[INSTRUCTION]: Transcribe all of the material exactly. Any picture in it should be left out.

-.-.-

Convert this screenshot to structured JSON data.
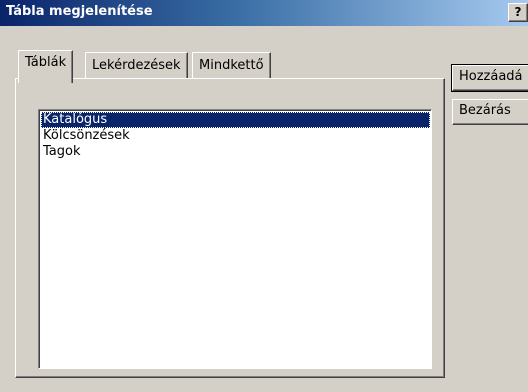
{
  "window": {
    "title": "Tábla megjelenítése",
    "help_label": "?"
  },
  "tabs": [
    {
      "label": "Táblák",
      "active": true
    },
    {
      "label": "Lekérdezések",
      "active": false
    },
    {
      "label": "Mindkettő",
      "active": false
    }
  ],
  "list": {
    "items": [
      "Katalógus",
      "Kölcsönzések",
      "Tagok"
    ],
    "selected": "Katalógus"
  },
  "buttons": {
    "add_label": "Hozzáadá",
    "close_label": "Bezárás"
  }
}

-.-.-

[THE ANSWER]:
Convert this screenshot to structured JSON data.
{
  "window": {
    "title": "Tábla megjelenítése",
    "help_label": "?"
  },
  "tabs": [
    {
      "label": "Táblák",
      "active": true
    },
    {
      "label": "Lekérdezések",
      "active": false
    },
    {
      "label": "Mindkettő",
      "active": false
    }
  ],
  "list": {
    "items": [
      "Katalógus",
      "Kölcsönzések",
      "Tagok"
    ],
    "selected": "Katalógus"
  },
  "buttons": {
    "add_label": "Hozzáadá",
    "close_label": "Bezárás"
  }
}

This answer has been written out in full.